### Aim
Please transcribe the data below exactly. Leave the pictures out.

==== Records to process

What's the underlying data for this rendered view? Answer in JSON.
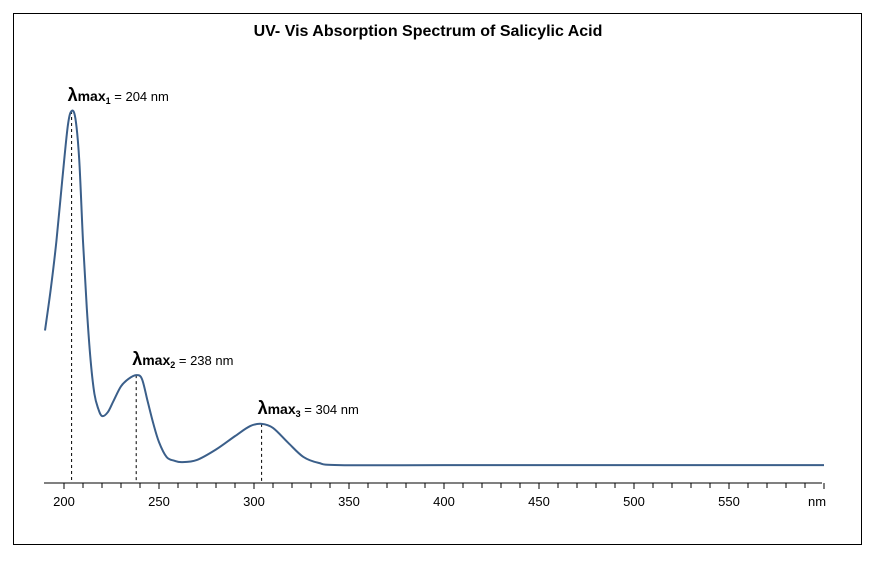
{
  "chart_data": {
    "type": "line",
    "title": "UV- Vis Absorption Spectrum of Salicylic Acid",
    "xlabel": "nm",
    "ylabel": "",
    "xlim": [
      190,
      600
    ],
    "ylim": [
      0,
      1.0
    ],
    "grid": false,
    "x_ticks": [
      200,
      250,
      300,
      350,
      400,
      450,
      500,
      550
    ],
    "line_color": "#3b5f8a",
    "series": [
      {
        "name": "Salicylic Acid",
        "x": [
          190,
          193,
          196,
          199,
          202,
          204,
          206,
          208,
          210,
          212,
          214,
          216,
          218,
          220,
          223,
          226,
          230,
          234,
          238,
          241,
          244,
          247,
          250,
          254,
          258,
          262,
          270,
          280,
          290,
          298,
          304,
          310,
          318,
          326,
          334,
          345,
          400,
          500,
          600
        ],
        "y": [
          0.41,
          0.52,
          0.65,
          0.81,
          0.96,
          1.0,
          0.98,
          0.87,
          0.65,
          0.47,
          0.33,
          0.24,
          0.2,
          0.18,
          0.19,
          0.22,
          0.26,
          0.28,
          0.29,
          0.28,
          0.22,
          0.16,
          0.11,
          0.07,
          0.06,
          0.056,
          0.062,
          0.09,
          0.126,
          0.153,
          0.159,
          0.148,
          0.108,
          0.07,
          0.054,
          0.048,
          0.048,
          0.048,
          0.048
        ]
      }
    ],
    "annotations": [
      {
        "symbol": "λ",
        "label": "max",
        "sub": "1",
        "text": " = 204 nm",
        "x": 204,
        "y": 1.0
      },
      {
        "symbol": "λ",
        "label": "max",
        "sub": "2",
        "text": " = 238 nm",
        "x": 238,
        "y": 0.29
      },
      {
        "symbol": "λ",
        "label": "max",
        "sub": "3",
        "text": " = 304 nm",
        "x": 304,
        "y": 0.159
      }
    ]
  }
}
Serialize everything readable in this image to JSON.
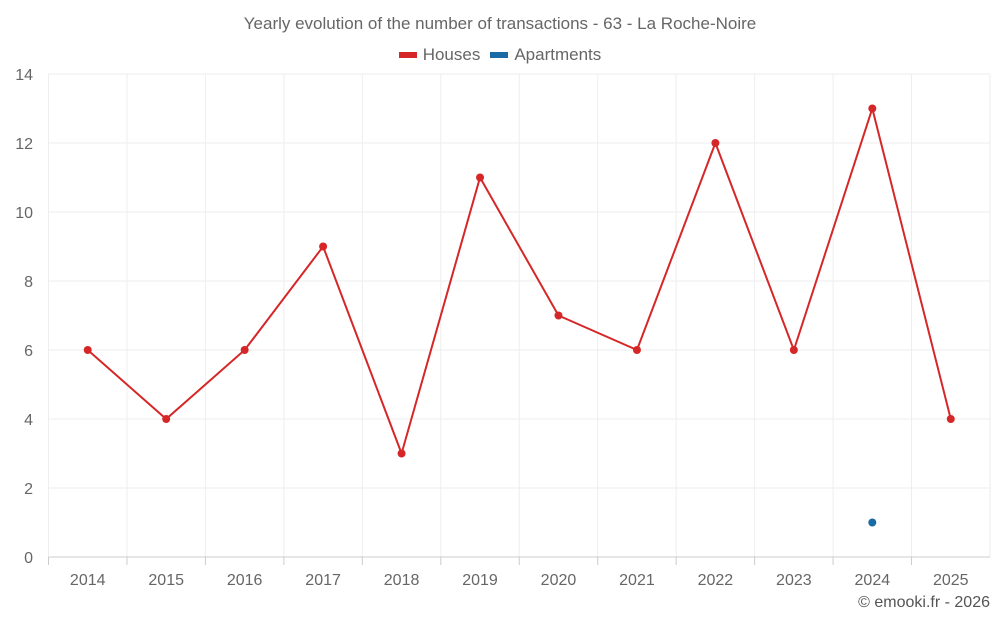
{
  "chart_data": {
    "type": "line",
    "title": "Yearly evolution of the number of transactions - 63 - La Roche-Noire",
    "categories": [
      "2014",
      "2015",
      "2016",
      "2017",
      "2018",
      "2019",
      "2020",
      "2021",
      "2022",
      "2023",
      "2024",
      "2025"
    ],
    "ylim": [
      0,
      14
    ],
    "yticks": [
      0,
      2,
      4,
      6,
      8,
      10,
      12,
      14
    ],
    "grid": true,
    "legend_position": "top-center",
    "series": [
      {
        "name": "Houses",
        "color": "#d62728",
        "values": [
          6,
          4,
          6,
          9,
          3,
          11,
          7,
          6,
          12,
          6,
          13,
          4
        ]
      },
      {
        "name": "Apartments",
        "color": "#1a6aa6",
        "values": [
          null,
          null,
          null,
          null,
          null,
          null,
          null,
          null,
          null,
          null,
          1,
          null
        ]
      }
    ],
    "xlabel": "",
    "ylabel": ""
  },
  "credit": "© emooki.fr - 2026"
}
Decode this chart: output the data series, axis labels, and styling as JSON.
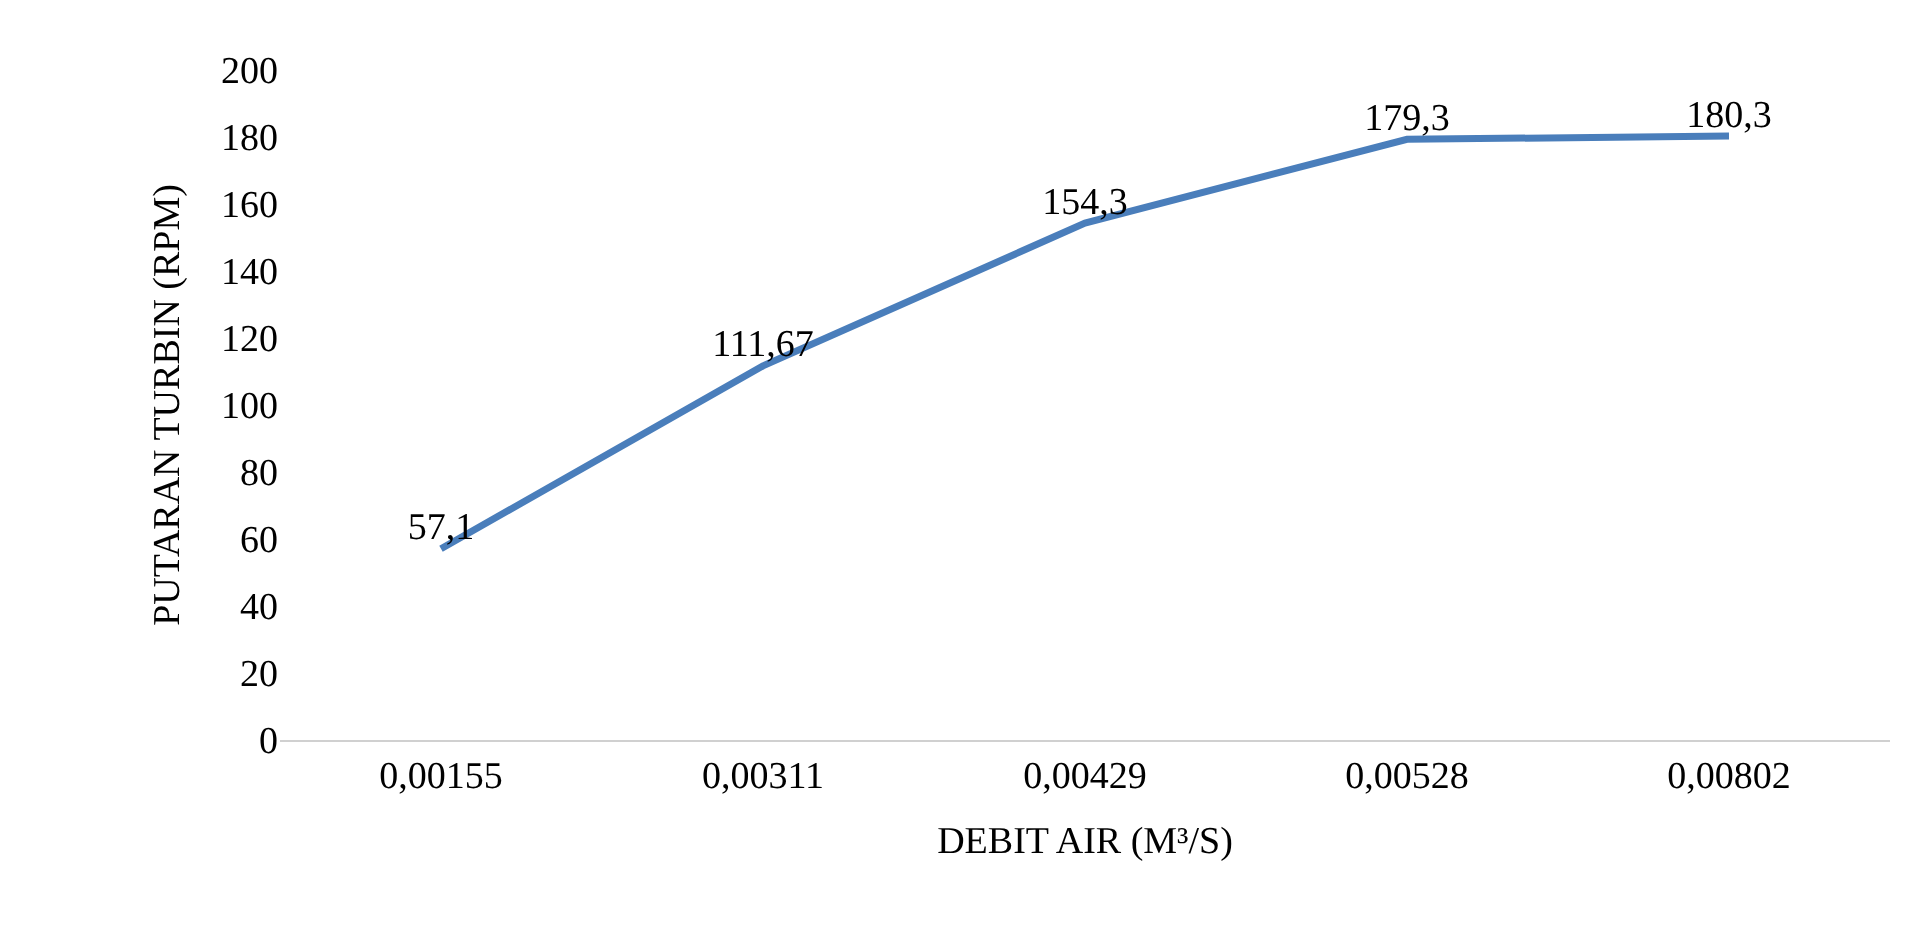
{
  "chart_data": {
    "type": "line",
    "xlabel": "DEBIT AIR (M³/S)",
    "ylabel": "PUTARAN TURBIN (RPM)",
    "categories": [
      "0,00155",
      "0,00311",
      "0,00429",
      "0,00528",
      "0,00802"
    ],
    "series": [
      {
        "color": "#4a7ebb",
        "values": [
          57.1,
          111.67,
          154.3,
          179.3,
          180.3
        ],
        "value_labels": [
          "57,1",
          "111,67",
          "154,3",
          "179,3",
          "180,3"
        ]
      }
    ],
    "ylim": [
      0,
      200
    ],
    "yticks": [
      0,
      20,
      40,
      60,
      80,
      100,
      120,
      140,
      160,
      180,
      200
    ],
    "grid": false,
    "legend": false,
    "marker": "none",
    "line_style": "solid"
  }
}
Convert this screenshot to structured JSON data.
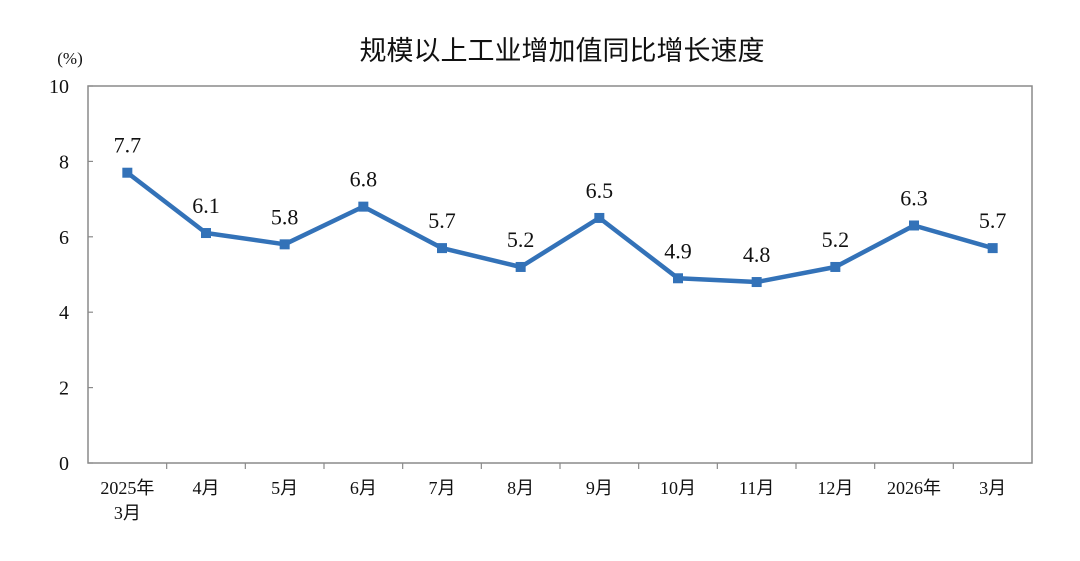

========

### Solution to this task
What's the underlying data for this rendered view? Answer in JSON.
{
  "chart_data": {
    "type": "line",
    "title": "UV- Vis Absorption Spectrum of Salicylic Acid",
    "xlabel": "nm",
    "ylabel": "",
    "xlim": [
      190,
      600
    ],
    "ylim": [
      0,
      1.0
    ],
    "grid": false,
    "x_ticks": [
      200,
      250,
      300,
      350,
      400,
      450,
      500,
      550
    ],
    "line_color": "#3b5f8a",
    "series": [
      {
        "name": "Salicylic Acid",
        "x": [
          190,
          193,
          196,
          199,
          202,
          204,
          206,
          208,
          210,
          212,
          214,
          216,
          218,
          220,
          223,
          226,
          230,
          234,
          238,
          241,
          244,
          247,
          250,
          254,
          258,
          262,
          270,
          280,
          290,
          298,
          304,
          310,
          318,
          326,
          334,
          345,
          400,
          500,
          600
        ],
        "y": [
          0.41,
          0.52,
          0.65,
          0.81,
          0.96,
          1.0,
          0.98,
          0.87,
          0.65,
          0.47,
          0.33,
          0.24,
          0.2,
          0.18,
          0.19,
          0.22,
          0.26,
          0.28,
          0.29,
          0.28,
          0.22,
          0.16,
          0.11,
          0.07,
          0.06,
          0.056,
          0.062,
          0.09,
          0.126,
          0.153,
          0.159,
          0.148,
          0.108,
          0.07,
          0.054,
          0.048,
          0.048,
          0.048,
          0.048
        ]
      }
    ],
    "annotations": [
      {
        "symbol": "λ",
        "label": "max",
        "sub": "1",
        "text": " = 204 nm",
        "x": 204,
        "y": 1.0
      },
      {
        "symbol": "λ",
        "label": "max",
        "sub": "2",
        "text": " = 238 nm",
        "x": 238,
        "y": 0.29
      },
      {
        "symbol": "λ",
        "label": "max",
        "sub": "3",
        "text": " = 304 nm",
        "x": 304,
        "y": 0.159
      }
    ]
  }
}
Serialize everything readable in this image to JSON.
{
  "chart_data": {
    "type": "line",
    "title": "Yearly evolution of the number of transactions - 63 - La Roche-Noire",
    "categories": [
      "2014",
      "2015",
      "2016",
      "2017",
      "2018",
      "2019",
      "2020",
      "2021",
      "2022",
      "2023",
      "2024",
      "2025"
    ],
    "ylim": [
      0,
      14
    ],
    "yticks": [
      0,
      2,
      4,
      6,
      8,
      10,
      12,
      14
    ],
    "grid": true,
    "legend_position": "top-center",
    "series": [
      {
        "name": "Houses",
        "color": "#d62728",
        "values": [
          6,
          4,
          6,
          9,
          3,
          11,
          7,
          6,
          12,
          6,
          13,
          4
        ]
      },
      {
        "name": "Apartments",
        "color": "#1a6aa6",
        "values": [
          null,
          null,
          null,
          null,
          null,
          null,
          null,
          null,
          null,
          null,
          1,
          null
        ]
      }
    ],
    "xlabel": "",
    "ylabel": ""
  },
  "credit": "© emooki.fr - 2026"
}
Decode this chart: output the data series, axis labels, and styling as JSON.
{
  "chart_data": {
    "type": "line",
    "xlabel": "DEBIT AIR (M³/S)",
    "ylabel": "PUTARAN TURBIN (RPM)",
    "categories": [
      "0,00155",
      "0,00311",
      "0,00429",
      "0,00528",
      "0,00802"
    ],
    "series": [
      {
        "color": "#4a7ebb",
        "values": [
          57.1,
          111.67,
          154.3,
          179.3,
          180.3
        ],
        "value_labels": [
          "57,1",
          "111,67",
          "154,3",
          "179,3",
          "180,3"
        ]
      }
    ],
    "ylim": [
      0,
      200
    ],
    "yticks": [
      0,
      20,
      40,
      60,
      80,
      100,
      120,
      140,
      160,
      180,
      200
    ],
    "grid": false,
    "legend": false,
    "marker": "none",
    "line_style": "solid"
  }
}
Convert this screenshot to structured JSON data.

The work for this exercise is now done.